§ **WHAT THE EXERCISE ASKS**: Collect each line of the entries that holds the string "ties".

##############################

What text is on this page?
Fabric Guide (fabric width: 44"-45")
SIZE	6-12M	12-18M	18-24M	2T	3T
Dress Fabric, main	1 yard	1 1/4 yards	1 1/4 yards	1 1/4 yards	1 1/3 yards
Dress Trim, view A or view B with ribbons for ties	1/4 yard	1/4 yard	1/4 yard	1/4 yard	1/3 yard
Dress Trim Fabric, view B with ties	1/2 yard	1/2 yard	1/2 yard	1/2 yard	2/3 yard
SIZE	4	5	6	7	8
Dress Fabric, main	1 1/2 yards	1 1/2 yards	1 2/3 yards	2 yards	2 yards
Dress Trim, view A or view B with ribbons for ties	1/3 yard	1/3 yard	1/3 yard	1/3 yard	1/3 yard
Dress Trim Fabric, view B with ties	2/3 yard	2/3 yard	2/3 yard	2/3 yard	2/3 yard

##############################

§ **FINISHED ANSWER**:
Dress Trim, view A or view B with ribbons for ties	1/4 yard	1/4 yard	1/4 yard	1/4 yard	1/3 yard
Dress Trim Fabric, view B with ties	1/2 yard	1/2 yard	1/2 yard	1/2 yard	2/3 yard
Dress Trim, view A or view B with ribbons for ties	1/3 yard	1/3 yard	1/3 yard	1/3 yard	1/3 yard
Dress Trim Fabric, view B with ties	2/3 yard	2/3 yard	2/3 yard	2/3 yard	2/3 yard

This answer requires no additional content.